REQUIRED WORK: Provide an exact reproduction of every entry.

DATASET RECORDS:
═══
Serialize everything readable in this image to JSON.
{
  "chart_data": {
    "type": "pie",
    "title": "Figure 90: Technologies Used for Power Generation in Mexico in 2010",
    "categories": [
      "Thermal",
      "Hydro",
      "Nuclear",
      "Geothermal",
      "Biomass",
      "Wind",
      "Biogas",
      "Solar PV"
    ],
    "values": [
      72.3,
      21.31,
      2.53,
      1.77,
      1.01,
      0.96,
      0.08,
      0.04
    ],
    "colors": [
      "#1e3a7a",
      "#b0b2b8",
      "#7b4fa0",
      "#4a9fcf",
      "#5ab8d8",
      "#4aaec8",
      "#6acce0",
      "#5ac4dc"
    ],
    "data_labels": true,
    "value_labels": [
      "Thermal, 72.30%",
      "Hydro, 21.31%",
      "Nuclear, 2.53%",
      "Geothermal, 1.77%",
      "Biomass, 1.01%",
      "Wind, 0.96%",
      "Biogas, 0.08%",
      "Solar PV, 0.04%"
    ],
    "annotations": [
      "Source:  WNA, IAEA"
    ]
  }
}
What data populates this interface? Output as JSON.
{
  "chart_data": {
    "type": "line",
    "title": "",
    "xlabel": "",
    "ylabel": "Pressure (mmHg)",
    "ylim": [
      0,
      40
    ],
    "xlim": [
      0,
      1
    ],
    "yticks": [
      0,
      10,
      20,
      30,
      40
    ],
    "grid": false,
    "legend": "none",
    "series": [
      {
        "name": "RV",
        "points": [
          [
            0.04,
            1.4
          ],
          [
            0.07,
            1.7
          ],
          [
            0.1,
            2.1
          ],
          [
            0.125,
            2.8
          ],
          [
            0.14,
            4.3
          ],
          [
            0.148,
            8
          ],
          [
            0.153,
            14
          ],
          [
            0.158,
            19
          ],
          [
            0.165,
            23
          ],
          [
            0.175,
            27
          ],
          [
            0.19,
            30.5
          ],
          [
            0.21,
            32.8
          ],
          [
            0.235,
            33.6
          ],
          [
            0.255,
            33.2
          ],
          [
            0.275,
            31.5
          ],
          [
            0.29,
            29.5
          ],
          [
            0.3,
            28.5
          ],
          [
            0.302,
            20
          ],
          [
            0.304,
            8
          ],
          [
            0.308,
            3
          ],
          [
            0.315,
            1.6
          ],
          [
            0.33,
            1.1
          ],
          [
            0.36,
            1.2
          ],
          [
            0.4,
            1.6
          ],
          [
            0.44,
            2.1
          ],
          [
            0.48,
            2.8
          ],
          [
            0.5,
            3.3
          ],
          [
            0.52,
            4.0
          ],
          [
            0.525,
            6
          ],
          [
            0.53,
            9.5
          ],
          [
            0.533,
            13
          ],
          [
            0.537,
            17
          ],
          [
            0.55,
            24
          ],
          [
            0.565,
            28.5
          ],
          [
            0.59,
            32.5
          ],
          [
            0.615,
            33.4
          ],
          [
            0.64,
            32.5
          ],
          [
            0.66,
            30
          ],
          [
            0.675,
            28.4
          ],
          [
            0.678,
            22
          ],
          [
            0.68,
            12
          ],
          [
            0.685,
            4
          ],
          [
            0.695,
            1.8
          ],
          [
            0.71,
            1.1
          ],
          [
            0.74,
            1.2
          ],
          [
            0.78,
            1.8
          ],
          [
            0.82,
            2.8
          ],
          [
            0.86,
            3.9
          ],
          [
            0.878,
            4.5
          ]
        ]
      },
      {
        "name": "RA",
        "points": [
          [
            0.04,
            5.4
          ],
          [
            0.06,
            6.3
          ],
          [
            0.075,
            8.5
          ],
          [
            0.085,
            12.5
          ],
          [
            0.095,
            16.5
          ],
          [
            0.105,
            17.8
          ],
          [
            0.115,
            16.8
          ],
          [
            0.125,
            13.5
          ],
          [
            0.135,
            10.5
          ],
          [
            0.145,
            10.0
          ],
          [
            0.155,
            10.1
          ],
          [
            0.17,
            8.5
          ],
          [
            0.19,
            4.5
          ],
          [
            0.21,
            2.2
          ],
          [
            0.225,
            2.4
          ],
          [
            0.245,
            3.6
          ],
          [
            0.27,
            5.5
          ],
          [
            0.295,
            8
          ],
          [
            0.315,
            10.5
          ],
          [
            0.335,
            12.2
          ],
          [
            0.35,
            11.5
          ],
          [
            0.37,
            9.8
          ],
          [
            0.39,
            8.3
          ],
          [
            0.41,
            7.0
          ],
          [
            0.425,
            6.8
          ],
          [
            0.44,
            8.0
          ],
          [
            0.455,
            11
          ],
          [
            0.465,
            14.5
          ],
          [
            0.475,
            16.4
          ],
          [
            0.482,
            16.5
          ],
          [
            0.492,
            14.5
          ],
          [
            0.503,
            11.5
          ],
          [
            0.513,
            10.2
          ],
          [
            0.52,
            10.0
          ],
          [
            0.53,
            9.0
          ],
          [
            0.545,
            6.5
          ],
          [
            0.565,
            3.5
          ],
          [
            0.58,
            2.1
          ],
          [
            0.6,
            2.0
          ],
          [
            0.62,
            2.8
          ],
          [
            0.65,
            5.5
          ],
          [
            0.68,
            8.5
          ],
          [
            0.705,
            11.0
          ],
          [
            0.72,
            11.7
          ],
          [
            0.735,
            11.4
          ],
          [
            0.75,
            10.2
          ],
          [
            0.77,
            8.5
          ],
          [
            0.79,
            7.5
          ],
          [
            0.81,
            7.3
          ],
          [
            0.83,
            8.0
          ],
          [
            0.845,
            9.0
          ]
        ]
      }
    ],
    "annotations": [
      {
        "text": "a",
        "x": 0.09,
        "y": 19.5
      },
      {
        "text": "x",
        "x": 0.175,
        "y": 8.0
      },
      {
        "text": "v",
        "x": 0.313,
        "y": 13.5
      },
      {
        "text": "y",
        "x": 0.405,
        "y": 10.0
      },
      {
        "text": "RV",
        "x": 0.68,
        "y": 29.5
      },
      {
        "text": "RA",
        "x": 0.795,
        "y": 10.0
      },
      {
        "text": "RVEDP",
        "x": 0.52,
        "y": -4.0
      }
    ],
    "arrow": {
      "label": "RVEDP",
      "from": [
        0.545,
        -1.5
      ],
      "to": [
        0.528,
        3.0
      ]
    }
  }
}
═══
FULL OUTPUT:
Serialize everything readable in this image to JSON.
{
  "chart_data": {
    "type": "pie",
    "title": "Figure 90: Technologies Used for Power Generation in Mexico in 2010",
    "categories": [
      "Thermal",
      "Hydro",
      "Nuclear",
      "Geothermal",
      "Biomass",
      "Wind",
      "Biogas",
      "Solar PV"
    ],
    "values": [
      72.3,
      21.31,
      2.53,
      1.77,
      1.01,
      0.96,
      0.08,
      0.04
    ],
    "colors": [
      "#1e3a7a",
      "#b0b2b8",
      "#7b4fa0",
      "#4a9fcf",
      "#5ab8d8",
      "#4aaec8",
      "#6acce0",
      "#5ac4dc"
    ],
    "data_labels": true,
    "value_labels": [
      "Thermal, 72.30%",
      "Hydro, 21.31%",
      "Nuclear, 2.53%",
      "Geothermal, 1.77%",
      "Biomass, 1.01%",
      "Wind, 0.96%",
      "Biogas, 0.08%",
      "Solar PV, 0.04%"
    ],
    "annotations": [
      "Source:  WNA, IAEA"
    ]
  }
}
What data populates this interface? Output as JSON.
{
  "chart_data": {
    "type": "line",
    "title": "",
    "xlabel": "",
    "ylabel": "Pressure (mmHg)",
    "ylim": [
      0,
      40
    ],
    "xlim": [
      0,
      1
    ],
    "yticks": [
      0,
      10,
      20,
      30,
      40
    ],
    "grid": false,
    "legend": "none",
    "series": [
      {
        "name": "RV",
        "points": [
          [
            0.04,
            1.4
          ],
          [
            0.07,
            1.7
          ],
          [
            0.1,
            2.1
          ],
          [
            0.125,
            2.8
          ],
          [
            0.14,
            4.3
          ],
          [
            0.148,
            8
          ],
          [
            0.153,
            14
          ],
          [
            0.158,
            19
          ],
          [
            0.165,
            23
          ],
          [
            0.175,
            27
          ],
          [
            0.19,
            30.5
          ],
          [
            0.21,
            32.8
          ],
          [
            0.235,
            33.6
          ],
          [
            0.255,
            33.2
          ],
          [
            0.275,
            31.5
          ],
          [
            0.29,
            29.5
          ],
          [
            0.3,
            28.5
          ],
          [
            0.302,
            20
          ],
          [
            0.304,
            8
          ],
          [
            0.308,
            3
          ],
          [
            0.315,
            1.6
          ],
          [
            0.33,
            1.1
          ],
          [
            0.36,
            1.2
          ],
          [
            0.4,
            1.6
          ],
          [
            0.44,
            2.1
          ],
          [
            0.48,
            2.8
          ],
          [
            0.5,
            3.3
          ],
          [
            0.52,
            4.0
          ],
          [
            0.525,
            6
          ],
          [
            0.53,
            9.5
          ],
          [
            0.533,
            13
          ],
          [
            0.537,
            17
          ],
          [
            0.55,
            24
          ],
          [
            0.565,
            28.5
          ],
          [
            0.59,
            32.5
          ],
          [
            0.615,
            33.4
          ],
          [
            0.64,
            32.5
          ],
          [
            0.66,
            30
          ],
          [
            0.675,
            28.4
          ],
          [
            0.678,
            22
          ],
          [
            0.68,
            12
          ],
          [
            0.685,
            4
          ],
          [
            0.695,
            1.8
          ],
          [
            0.71,
            1.1
          ],
          [
            0.74,
            1.2
          ],
          [
            0.78,
            1.8
          ],
          [
            0.82,
            2.8
          ],
          [
            0.86,
            3.9
          ],
          [
            0.878,
            4.5
          ]
        ]
      },
      {
        "name": "RA",
        "points": [
          [
            0.04,
            5.4
          ],
          [
            0.06,
            6.3
          ],
          [
            0.075,
            8.5
          ],
          [
            0.085,
            12.5
          ],
          [
            0.095,
            16.5
          ],
          [
            0.105,
            17.8
          ],
          [
            0.115,
            16.8
          ],
          [
            0.125,
            13.5
          ],
          [
            0.135,
            10.5
          ],
          [
            0.145,
            10.0
          ],
          [
            0.155,
            10.1
          ],
          [
            0.17,
            8.5
          ],
          [
            0.19,
            4.5
          ],
          [
            0.21,
            2.2
          ],
          [
            0.225,
            2.4
          ],
          [
            0.245,
            3.6
          ],
          [
            0.27,
            5.5
          ],
          [
            0.295,
            8
          ],
          [
            0.315,
            10.5
          ],
          [
            0.335,
            12.2
          ],
          [
            0.35,
            11.5
          ],
          [
            0.37,
            9.8
          ],
          [
            0.39,
            8.3
          ],
          [
            0.41,
            7.0
          ],
          [
            0.425,
            6.8
          ],
          [
            0.44,
            8.0
          ],
          [
            0.455,
            11
          ],
          [
            0.465,
            14.5
          ],
          [
            0.475,
            16.4
          ],
          [
            0.482,
            16.5
          ],
          [
            0.492,
            14.5
          ],
          [
            0.503,
            11.5
          ],
          [
            0.513,
            10.2
          ],
          [
            0.52,
            10.0
          ],
          [
            0.53,
            9.0
          ],
          [
            0.545,
            6.5
          ],
          [
            0.565,
            3.5
          ],
          [
            0.58,
            2.1
          ],
          [
            0.6,
            2.0
          ],
          [
            0.62,
            2.8
          ],
          [
            0.65,
            5.5
          ],
          [
            0.68,
            8.5
          ],
          [
            0.705,
            11.0
          ],
          [
            0.72,
            11.7
          ],
          [
            0.735,
            11.4
          ],
          [
            0.75,
            10.2
          ],
          [
            0.77,
            8.5
          ],
          [
            0.79,
            7.5
          ],
          [
            0.81,
            7.3
          ],
          [
            0.83,
            8.0
          ],
          [
            0.845,
            9.0
          ]
        ]
      }
    ],
    "annotations": [
      {
        "text": "a",
        "x": 0.09,
        "y": 19.5
      },
      {
        "text": "x",
        "x": 0.175,
        "y": 8.0
      },
      {
        "text": "v",
        "x": 0.313,
        "y": 13.5
      },
      {
        "text": "y",
        "x": 0.405,
        "y": 10.0
      },
      {
        "text": "RV",
        "x": 0.68,
        "y": 29.5
      },
      {
        "text": "RA",
        "x": 0.795,
        "y": 10.0
      },
      {
        "text": "RVEDP",
        "x": 0.52,
        "y": -4.0
      }
    ],
    "arrow": {
      "label": "RVEDP",
      "from": [
        0.545,
        -1.5
      ],
      "to": [
        0.528,
        3.0
      ]
    }
  }
}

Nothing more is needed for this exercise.